▶ GOAL OF THE EXERCISE: Read the listing and extract each line that includes the word "Revenue".

▶ SUPPLIED INFORMATION:
#####

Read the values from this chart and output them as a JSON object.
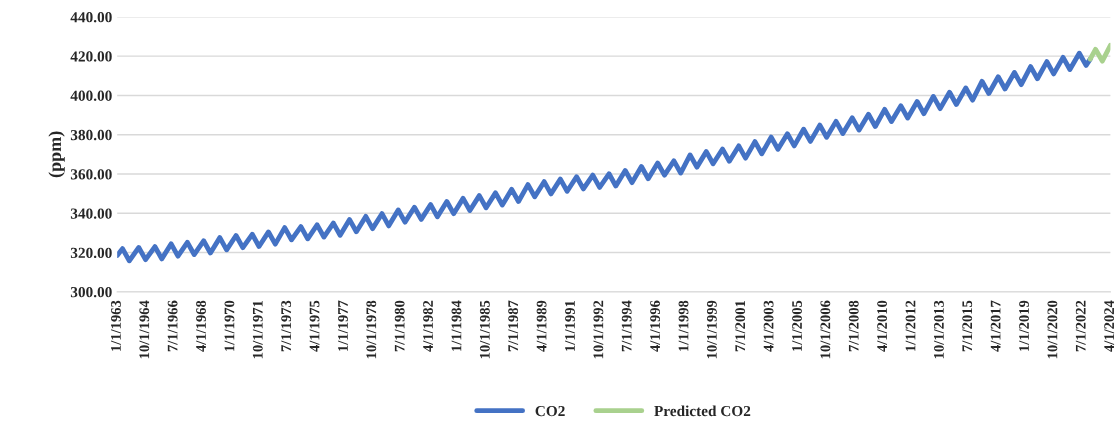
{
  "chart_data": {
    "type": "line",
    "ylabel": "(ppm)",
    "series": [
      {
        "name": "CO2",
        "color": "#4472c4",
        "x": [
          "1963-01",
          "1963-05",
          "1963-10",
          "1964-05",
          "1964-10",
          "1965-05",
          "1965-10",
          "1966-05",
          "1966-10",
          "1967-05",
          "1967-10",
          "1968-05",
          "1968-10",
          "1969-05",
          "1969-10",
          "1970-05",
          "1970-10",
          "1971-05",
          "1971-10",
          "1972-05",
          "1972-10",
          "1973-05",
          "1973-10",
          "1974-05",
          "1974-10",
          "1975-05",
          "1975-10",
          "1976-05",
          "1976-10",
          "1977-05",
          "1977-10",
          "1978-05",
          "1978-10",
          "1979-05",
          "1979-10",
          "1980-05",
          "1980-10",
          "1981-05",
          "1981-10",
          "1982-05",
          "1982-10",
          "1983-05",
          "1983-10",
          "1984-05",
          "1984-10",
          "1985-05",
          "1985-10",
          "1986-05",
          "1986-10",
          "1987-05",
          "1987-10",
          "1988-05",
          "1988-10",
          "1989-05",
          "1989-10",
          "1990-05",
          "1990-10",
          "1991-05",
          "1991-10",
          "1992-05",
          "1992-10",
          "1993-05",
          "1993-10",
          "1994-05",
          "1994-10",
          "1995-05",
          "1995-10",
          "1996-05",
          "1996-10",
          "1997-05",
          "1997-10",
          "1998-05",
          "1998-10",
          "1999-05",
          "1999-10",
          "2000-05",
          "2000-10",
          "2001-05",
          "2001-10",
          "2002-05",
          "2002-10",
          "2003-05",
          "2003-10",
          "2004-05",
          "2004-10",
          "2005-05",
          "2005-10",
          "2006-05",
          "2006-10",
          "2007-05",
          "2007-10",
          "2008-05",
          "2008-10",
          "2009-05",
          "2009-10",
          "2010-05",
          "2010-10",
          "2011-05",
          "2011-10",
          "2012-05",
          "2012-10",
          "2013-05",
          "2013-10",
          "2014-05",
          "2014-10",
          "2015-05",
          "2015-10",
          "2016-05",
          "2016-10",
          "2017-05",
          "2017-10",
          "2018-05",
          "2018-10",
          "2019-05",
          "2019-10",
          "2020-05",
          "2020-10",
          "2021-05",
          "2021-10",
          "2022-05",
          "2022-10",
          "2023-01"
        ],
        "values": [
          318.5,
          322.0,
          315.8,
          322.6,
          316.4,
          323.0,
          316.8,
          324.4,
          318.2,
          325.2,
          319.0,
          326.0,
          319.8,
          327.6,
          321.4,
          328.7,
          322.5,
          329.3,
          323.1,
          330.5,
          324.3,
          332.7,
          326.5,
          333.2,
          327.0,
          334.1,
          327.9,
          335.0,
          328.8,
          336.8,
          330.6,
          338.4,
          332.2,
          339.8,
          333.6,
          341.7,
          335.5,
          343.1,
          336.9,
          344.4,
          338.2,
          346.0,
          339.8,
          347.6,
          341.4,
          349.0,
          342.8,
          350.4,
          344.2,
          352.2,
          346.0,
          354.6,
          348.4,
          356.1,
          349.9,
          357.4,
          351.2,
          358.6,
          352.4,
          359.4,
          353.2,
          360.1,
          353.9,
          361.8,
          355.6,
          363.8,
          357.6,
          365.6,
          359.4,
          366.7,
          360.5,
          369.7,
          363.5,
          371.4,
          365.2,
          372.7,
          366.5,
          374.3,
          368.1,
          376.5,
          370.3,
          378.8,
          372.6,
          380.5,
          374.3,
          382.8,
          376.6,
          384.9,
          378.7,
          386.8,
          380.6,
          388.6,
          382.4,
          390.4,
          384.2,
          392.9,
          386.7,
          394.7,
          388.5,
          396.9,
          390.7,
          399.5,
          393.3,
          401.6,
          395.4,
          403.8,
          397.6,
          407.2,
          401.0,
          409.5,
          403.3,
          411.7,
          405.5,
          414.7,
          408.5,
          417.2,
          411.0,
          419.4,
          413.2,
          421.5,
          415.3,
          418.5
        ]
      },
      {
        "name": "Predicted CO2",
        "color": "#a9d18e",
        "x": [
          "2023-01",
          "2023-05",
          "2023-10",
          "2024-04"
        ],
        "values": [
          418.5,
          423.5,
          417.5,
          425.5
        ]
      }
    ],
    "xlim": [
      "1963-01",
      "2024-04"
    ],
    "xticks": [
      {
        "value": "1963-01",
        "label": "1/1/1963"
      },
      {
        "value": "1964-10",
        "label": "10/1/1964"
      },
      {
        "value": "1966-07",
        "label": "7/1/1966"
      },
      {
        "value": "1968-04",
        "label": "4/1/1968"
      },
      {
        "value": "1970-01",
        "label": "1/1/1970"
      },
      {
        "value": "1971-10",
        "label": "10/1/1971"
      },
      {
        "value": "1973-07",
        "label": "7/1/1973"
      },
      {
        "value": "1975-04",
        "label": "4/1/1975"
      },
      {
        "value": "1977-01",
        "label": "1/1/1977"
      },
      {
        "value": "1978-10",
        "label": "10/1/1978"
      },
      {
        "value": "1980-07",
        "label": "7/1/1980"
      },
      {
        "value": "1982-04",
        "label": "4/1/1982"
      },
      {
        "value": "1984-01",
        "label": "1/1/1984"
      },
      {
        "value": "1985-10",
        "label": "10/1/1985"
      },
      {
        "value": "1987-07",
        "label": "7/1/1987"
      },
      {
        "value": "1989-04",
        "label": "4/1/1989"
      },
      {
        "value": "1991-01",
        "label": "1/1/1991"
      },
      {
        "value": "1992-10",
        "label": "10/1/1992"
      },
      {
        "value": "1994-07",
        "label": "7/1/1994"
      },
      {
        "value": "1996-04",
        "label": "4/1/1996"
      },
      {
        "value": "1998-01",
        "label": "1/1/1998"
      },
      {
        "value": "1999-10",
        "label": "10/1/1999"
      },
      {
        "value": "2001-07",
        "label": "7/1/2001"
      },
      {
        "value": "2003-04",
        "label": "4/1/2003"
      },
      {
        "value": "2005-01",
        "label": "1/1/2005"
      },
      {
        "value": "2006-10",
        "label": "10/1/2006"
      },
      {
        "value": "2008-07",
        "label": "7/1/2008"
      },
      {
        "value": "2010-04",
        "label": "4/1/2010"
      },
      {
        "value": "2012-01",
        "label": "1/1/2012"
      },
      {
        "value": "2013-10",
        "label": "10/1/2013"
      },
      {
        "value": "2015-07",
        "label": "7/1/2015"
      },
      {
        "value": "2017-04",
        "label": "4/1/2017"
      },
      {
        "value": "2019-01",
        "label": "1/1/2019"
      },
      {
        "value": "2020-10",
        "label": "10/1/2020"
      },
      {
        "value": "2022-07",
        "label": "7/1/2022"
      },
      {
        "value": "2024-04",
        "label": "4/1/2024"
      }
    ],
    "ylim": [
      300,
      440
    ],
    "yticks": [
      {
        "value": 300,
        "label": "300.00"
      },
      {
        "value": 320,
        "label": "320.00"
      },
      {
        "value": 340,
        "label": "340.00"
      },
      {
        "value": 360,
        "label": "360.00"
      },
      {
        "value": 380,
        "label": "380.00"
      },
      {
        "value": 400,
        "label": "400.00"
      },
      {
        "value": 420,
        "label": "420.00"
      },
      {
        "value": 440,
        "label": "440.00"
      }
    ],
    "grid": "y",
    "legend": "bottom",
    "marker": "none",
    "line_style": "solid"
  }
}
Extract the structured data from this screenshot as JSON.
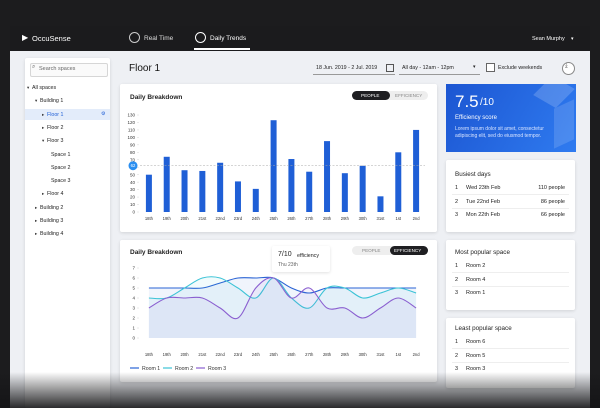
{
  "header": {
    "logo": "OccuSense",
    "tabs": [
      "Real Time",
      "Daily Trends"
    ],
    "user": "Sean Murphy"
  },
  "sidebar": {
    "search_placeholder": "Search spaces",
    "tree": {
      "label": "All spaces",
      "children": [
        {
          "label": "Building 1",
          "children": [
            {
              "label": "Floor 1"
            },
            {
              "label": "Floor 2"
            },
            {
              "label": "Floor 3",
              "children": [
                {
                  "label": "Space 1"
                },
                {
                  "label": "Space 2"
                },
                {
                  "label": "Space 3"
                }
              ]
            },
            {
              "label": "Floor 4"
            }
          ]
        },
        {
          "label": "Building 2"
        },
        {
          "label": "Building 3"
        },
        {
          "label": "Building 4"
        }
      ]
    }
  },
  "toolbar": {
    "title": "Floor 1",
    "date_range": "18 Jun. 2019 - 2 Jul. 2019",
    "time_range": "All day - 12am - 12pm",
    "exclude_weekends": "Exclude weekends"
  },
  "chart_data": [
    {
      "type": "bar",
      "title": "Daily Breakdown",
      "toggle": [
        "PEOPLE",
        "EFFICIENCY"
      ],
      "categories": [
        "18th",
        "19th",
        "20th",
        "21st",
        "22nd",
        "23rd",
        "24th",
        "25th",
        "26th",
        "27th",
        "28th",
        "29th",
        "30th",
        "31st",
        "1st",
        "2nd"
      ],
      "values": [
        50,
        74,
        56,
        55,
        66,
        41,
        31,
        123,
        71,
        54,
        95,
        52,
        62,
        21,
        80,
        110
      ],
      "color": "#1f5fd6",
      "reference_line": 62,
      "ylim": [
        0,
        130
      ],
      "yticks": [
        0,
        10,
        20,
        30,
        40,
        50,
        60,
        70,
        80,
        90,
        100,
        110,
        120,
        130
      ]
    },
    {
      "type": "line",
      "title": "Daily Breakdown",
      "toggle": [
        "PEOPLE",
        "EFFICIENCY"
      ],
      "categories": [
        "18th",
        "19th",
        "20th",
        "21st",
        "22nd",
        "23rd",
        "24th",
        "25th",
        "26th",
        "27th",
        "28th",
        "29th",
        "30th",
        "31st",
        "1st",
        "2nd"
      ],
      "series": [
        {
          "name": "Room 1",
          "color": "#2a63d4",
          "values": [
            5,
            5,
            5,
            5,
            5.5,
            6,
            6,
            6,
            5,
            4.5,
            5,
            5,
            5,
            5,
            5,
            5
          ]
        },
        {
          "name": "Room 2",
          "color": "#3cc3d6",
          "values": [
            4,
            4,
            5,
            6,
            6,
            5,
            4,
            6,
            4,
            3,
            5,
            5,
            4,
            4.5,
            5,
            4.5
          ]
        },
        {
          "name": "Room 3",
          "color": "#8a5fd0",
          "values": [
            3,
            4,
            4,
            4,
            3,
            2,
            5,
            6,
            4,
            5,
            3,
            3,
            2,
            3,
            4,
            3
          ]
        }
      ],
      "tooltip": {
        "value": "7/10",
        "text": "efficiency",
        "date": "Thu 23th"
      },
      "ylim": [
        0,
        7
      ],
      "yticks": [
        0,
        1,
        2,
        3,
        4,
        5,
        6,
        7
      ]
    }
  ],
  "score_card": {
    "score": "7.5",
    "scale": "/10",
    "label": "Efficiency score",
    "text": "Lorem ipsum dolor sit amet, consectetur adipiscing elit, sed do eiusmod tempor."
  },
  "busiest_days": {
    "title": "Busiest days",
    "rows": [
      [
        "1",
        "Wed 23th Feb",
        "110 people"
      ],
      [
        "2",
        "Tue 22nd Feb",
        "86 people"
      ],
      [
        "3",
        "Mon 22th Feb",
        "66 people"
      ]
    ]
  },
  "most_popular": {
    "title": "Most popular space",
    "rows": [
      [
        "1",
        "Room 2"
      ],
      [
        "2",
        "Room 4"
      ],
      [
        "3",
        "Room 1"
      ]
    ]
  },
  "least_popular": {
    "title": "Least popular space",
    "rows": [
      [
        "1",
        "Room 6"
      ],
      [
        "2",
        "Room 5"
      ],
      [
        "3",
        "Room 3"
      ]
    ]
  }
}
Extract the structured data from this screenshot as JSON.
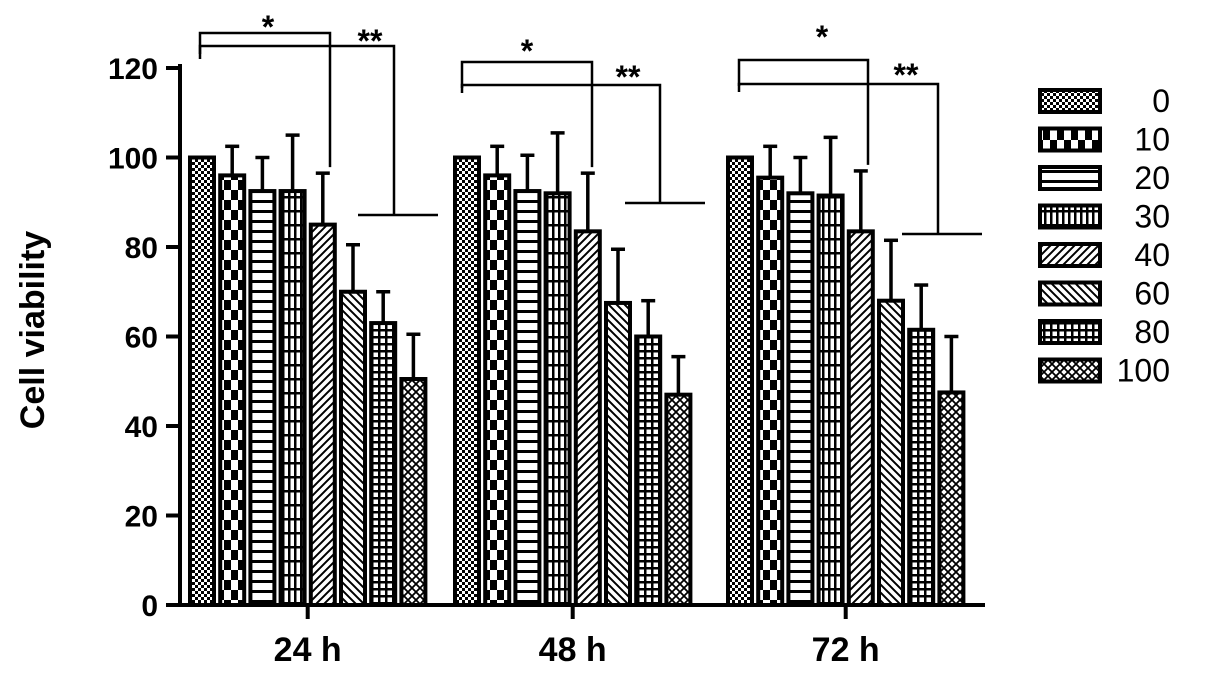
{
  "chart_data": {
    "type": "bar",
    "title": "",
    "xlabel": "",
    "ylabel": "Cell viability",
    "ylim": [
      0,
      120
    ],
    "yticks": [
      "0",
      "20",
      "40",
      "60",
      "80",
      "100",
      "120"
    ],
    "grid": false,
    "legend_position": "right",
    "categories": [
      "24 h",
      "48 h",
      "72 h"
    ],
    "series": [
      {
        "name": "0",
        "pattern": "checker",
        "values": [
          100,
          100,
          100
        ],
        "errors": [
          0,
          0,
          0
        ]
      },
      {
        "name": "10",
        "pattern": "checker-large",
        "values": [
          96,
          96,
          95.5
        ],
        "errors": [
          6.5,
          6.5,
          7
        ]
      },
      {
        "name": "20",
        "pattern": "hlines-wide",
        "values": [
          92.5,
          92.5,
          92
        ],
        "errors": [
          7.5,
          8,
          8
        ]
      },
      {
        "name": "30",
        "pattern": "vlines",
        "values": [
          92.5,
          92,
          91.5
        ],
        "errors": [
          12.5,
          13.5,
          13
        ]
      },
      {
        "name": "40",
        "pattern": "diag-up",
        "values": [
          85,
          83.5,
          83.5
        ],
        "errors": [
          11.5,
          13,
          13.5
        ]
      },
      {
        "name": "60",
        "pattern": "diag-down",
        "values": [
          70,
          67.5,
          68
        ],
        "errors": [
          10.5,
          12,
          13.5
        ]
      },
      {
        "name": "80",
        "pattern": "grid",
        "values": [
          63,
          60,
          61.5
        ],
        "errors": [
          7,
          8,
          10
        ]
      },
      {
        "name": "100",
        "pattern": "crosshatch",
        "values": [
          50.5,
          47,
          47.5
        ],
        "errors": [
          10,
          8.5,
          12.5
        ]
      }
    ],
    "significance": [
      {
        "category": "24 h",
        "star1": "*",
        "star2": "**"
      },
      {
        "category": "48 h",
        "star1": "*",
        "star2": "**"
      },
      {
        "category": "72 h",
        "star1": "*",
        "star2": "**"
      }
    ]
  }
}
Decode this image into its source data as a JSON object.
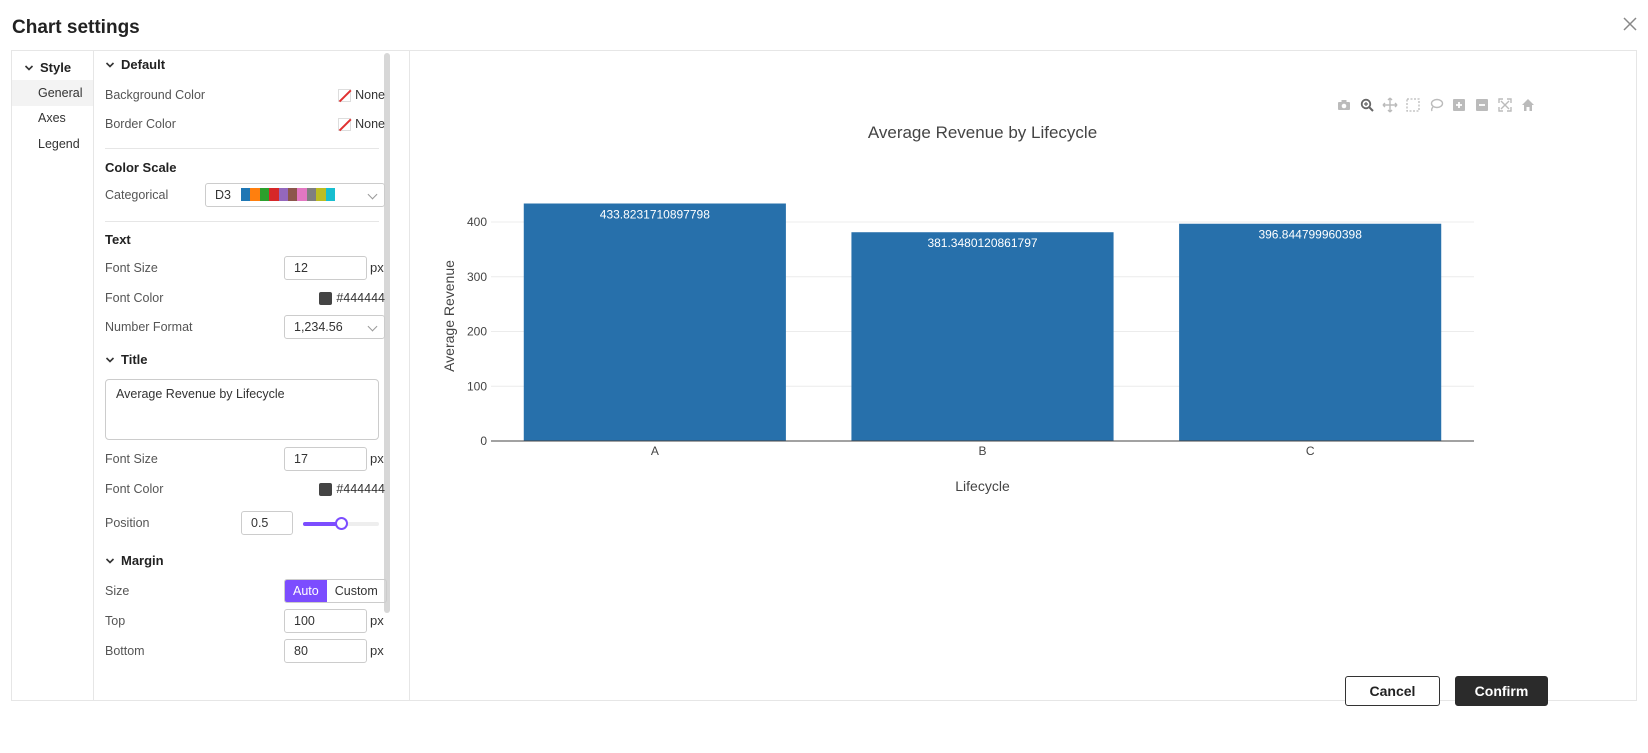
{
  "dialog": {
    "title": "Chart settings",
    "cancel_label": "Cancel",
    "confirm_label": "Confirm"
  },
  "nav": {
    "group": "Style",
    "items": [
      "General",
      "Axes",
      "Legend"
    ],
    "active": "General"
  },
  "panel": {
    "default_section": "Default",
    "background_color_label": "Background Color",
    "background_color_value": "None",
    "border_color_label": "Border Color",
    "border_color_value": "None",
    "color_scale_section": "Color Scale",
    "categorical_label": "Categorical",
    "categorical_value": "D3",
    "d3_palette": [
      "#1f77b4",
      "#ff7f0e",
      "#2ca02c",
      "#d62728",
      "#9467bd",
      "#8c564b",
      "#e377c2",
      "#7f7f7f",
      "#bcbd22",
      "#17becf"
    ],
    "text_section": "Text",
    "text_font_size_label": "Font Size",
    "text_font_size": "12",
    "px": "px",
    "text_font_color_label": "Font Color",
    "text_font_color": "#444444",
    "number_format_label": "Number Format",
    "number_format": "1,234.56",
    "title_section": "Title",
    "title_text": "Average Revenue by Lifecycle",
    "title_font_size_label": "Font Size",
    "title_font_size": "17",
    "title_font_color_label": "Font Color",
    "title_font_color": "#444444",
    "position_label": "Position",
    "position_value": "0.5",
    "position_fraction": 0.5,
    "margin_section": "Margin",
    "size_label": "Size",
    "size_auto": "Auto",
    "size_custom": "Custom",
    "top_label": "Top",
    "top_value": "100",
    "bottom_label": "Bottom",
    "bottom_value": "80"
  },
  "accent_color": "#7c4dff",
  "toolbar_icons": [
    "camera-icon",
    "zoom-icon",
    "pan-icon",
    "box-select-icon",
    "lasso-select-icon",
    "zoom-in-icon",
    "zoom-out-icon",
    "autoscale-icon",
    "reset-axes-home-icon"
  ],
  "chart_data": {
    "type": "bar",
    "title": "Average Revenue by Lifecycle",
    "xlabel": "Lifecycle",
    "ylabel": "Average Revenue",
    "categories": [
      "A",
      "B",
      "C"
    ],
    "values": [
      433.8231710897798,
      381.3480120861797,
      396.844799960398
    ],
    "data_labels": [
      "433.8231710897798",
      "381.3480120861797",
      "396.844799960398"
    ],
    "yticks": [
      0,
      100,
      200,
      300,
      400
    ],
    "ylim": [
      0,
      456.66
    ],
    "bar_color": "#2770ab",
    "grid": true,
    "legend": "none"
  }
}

#####

▶ FULL ANSWER:
    "title_text": "Average Revenue by Lifecycle",
    "title": "Average Revenue by Lifecycle",
    "ylabel": "Average Revenue",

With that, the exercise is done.